WORK INSTRUCTIONS → Repeat each line exactly, leaving nothing out.

(Stored dataset items)
-- -- --
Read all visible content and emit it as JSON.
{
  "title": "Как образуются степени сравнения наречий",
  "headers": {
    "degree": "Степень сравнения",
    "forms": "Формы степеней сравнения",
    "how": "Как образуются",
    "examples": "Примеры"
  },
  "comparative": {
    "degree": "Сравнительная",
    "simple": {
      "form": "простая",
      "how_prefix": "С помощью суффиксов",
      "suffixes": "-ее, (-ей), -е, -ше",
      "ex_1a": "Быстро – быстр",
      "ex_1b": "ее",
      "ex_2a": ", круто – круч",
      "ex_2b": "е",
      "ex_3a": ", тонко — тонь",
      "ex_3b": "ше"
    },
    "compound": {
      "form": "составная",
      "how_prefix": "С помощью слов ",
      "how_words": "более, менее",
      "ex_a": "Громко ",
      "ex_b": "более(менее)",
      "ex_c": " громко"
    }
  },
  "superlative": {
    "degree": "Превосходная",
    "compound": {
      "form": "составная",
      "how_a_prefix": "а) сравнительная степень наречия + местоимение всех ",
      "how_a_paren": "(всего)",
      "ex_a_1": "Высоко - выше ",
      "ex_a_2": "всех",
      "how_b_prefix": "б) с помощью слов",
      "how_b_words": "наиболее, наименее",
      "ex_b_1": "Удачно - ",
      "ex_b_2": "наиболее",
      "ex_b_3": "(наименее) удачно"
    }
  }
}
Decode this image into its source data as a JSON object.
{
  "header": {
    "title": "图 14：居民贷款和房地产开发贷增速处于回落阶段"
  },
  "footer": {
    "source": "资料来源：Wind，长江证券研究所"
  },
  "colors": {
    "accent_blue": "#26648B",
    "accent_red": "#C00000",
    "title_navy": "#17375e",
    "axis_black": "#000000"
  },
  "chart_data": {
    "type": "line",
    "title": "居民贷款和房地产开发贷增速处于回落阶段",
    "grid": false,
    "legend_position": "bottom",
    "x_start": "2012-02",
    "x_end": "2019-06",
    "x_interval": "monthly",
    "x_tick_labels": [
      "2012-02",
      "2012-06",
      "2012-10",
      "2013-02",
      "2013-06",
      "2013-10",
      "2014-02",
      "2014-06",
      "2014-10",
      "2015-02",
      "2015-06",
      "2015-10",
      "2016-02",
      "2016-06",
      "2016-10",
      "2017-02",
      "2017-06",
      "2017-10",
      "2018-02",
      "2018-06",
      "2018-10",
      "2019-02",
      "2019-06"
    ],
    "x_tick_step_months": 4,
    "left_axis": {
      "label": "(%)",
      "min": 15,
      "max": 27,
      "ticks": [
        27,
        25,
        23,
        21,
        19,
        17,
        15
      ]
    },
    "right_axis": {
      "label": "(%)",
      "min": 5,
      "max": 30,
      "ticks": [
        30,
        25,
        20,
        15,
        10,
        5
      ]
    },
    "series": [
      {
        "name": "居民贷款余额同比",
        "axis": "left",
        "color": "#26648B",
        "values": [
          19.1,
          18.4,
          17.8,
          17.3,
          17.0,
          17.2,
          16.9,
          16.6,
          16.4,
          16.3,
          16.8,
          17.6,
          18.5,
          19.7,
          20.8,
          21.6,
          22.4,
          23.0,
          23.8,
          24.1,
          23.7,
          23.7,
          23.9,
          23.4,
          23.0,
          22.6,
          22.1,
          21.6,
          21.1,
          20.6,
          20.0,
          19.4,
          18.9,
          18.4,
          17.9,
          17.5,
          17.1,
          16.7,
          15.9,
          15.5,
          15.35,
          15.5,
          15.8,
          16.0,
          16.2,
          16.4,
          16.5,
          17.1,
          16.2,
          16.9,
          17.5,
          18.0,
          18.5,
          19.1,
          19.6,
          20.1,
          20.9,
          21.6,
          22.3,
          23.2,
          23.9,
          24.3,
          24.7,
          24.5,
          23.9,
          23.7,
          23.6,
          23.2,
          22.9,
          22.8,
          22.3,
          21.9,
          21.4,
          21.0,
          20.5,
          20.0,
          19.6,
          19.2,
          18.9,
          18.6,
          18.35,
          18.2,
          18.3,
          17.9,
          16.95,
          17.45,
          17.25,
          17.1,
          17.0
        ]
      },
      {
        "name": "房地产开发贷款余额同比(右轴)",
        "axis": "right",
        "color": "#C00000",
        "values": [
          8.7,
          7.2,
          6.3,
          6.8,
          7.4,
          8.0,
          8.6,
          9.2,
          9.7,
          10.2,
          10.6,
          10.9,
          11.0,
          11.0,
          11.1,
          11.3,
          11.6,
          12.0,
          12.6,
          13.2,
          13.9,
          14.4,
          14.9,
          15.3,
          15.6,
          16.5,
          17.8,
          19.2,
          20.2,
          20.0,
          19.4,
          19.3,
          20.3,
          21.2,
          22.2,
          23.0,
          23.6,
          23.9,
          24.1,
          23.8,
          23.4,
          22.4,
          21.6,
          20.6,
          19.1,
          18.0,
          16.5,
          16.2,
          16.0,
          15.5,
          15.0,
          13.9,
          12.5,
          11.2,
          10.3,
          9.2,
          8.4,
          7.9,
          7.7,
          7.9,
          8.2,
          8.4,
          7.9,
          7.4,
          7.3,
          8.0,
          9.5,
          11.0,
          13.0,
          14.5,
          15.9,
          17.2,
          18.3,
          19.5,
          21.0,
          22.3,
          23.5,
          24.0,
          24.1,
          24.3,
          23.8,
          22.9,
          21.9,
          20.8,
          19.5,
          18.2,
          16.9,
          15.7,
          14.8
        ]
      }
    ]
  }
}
-- -- --
FULL RESPONSE →
Read all visible content and emit it as JSON.
{
  "title": "Как образуются степени сравнения наречий",
  "headers": {
    "degree": "Степень сравнения",
    "forms": "Формы степеней сравнения",
    "how": "Как образуются",
    "examples": "Примеры"
  },
  "comparative": {
    "degree": "Сравнительная",
    "simple": {
      "form": "простая",
      "how_prefix": "С помощью суффиксов",
      "suffixes": "-ее, (-ей), -е, -ше",
      "ex_1a": "Быстро – быстр",
      "ex_1b": "ее",
      "ex_2a": ", круто – круч",
      "ex_2b": "е",
      "ex_3a": ", тонко — тонь",
      "ex_3b": "ше"
    },
    "compound": {
      "form": "составная",
      "how_prefix": "С помощью слов ",
      "how_words": "более, менее",
      "ex_a": "Громко ",
      "ex_b": "более(менее)",
      "ex_c": " громко"
    }
  },
  "superlative": {
    "degree": "Превосходная",
    "compound": {
      "form": "составная",
      "how_a_prefix": "а) сравнительная степень наречия + местоимение всех ",
      "how_a_paren": "(всего)",
      "ex_a_1": "Высоко - выше ",
      "ex_a_2": "всех",
      "how_b_prefix": "б) с помощью слов",
      "how_b_words": "наиболее, наименее",
      "ex_b_1": "Удачно - ",
      "ex_b_2": "наиболее",
      "ex_b_3": "(наименее) удачно"
    }
  }
}
Decode this image into its source data as a JSON object.
{
  "header": {
    "title": "图 14：居民贷款和房地产开发贷增速处于回落阶段"
  },
  "footer": {
    "source": "资料来源：Wind，长江证券研究所"
  },
  "colors": {
    "accent_blue": "#26648B",
    "accent_red": "#C00000",
    "title_navy": "#17375e",
    "axis_black": "#000000"
  },
  "chart_data": {
    "type": "line",
    "title": "居民贷款和房地产开发贷增速处于回落阶段",
    "grid": false,
    "legend_position": "bottom",
    "x_start": "2012-02",
    "x_end": "2019-06",
    "x_interval": "monthly",
    "x_tick_labels": [
      "2012-02",
      "2012-06",
      "2012-10",
      "2013-02",
      "2013-06",
      "2013-10",
      "2014-02",
      "2014-06",
      "2014-10",
      "2015-02",
      "2015-06",
      "2015-10",
      "2016-02",
      "2016-06",
      "2016-10",
      "2017-02",
      "2017-06",
      "2017-10",
      "2018-02",
      "2018-06",
      "2018-10",
      "2019-02",
      "2019-06"
    ],
    "x_tick_step_months": 4,
    "left_axis": {
      "label": "(%)",
      "min": 15,
      "max": 27,
      "ticks": [
        27,
        25,
        23,
        21,
        19,
        17,
        15
      ]
    },
    "right_axis": {
      "label": "(%)",
      "min": 5,
      "max": 30,
      "ticks": [
        30,
        25,
        20,
        15,
        10,
        5
      ]
    },
    "series": [
      {
        "name": "居民贷款余额同比",
        "axis": "left",
        "color": "#26648B",
        "values": [
          19.1,
          18.4,
          17.8,
          17.3,
          17.0,
          17.2,
          16.9,
          16.6,
          16.4,
          16.3,
          16.8,
          17.6,
          18.5,
          19.7,
          20.8,
          21.6,
          22.4,
          23.0,
          23.8,
          24.1,
          23.7,
          23.7,
          23.9,
          23.4,
          23.0,
          22.6,
          22.1,
          21.6,
          21.1,
          20.6,
          20.0,
          19.4,
          18.9,
          18.4,
          17.9,
          17.5,
          17.1,
          16.7,
          15.9,
          15.5,
          15.35,
          15.5,
          15.8,
          16.0,
          16.2,
          16.4,
          16.5,
          17.1,
          16.2,
          16.9,
          17.5,
          18.0,
          18.5,
          19.1,
          19.6,
          20.1,
          20.9,
          21.6,
          22.3,
          23.2,
          23.9,
          24.3,
          24.7,
          24.5,
          23.9,
          23.7,
          23.6,
          23.2,
          22.9,
          22.8,
          22.3,
          21.9,
          21.4,
          21.0,
          20.5,
          20.0,
          19.6,
          19.2,
          18.9,
          18.6,
          18.35,
          18.2,
          18.3,
          17.9,
          16.95,
          17.45,
          17.25,
          17.1,
          17.0
        ]
      },
      {
        "name": "房地产开发贷款余额同比(右轴)",
        "axis": "right",
        "color": "#C00000",
        "values": [
          8.7,
          7.2,
          6.3,
          6.8,
          7.4,
          8.0,
          8.6,
          9.2,
          9.7,
          10.2,
          10.6,
          10.9,
          11.0,
          11.0,
          11.1,
          11.3,
          11.6,
          12.0,
          12.6,
          13.2,
          13.9,
          14.4,
          14.9,
          15.3,
          15.6,
          16.5,
          17.8,
          19.2,
          20.2,
          20.0,
          19.4,
          19.3,
          20.3,
          21.2,
          22.2,
          23.0,
          23.6,
          23.9,
          24.1,
          23.8,
          23.4,
          22.4,
          21.6,
          20.6,
          19.1,
          18.0,
          16.5,
          16.2,
          16.0,
          15.5,
          15.0,
          13.9,
          12.5,
          11.2,
          10.3,
          9.2,
          8.4,
          7.9,
          7.7,
          7.9,
          8.2,
          8.4,
          7.9,
          7.4,
          7.3,
          8.0,
          9.5,
          11.0,
          13.0,
          14.5,
          15.9,
          17.2,
          18.3,
          19.5,
          21.0,
          22.3,
          23.5,
          24.0,
          24.1,
          24.3,
          23.8,
          22.9,
          21.9,
          20.8,
          19.5,
          18.2,
          16.9,
          15.7,
          14.8
        ]
      }
    ]
  }
}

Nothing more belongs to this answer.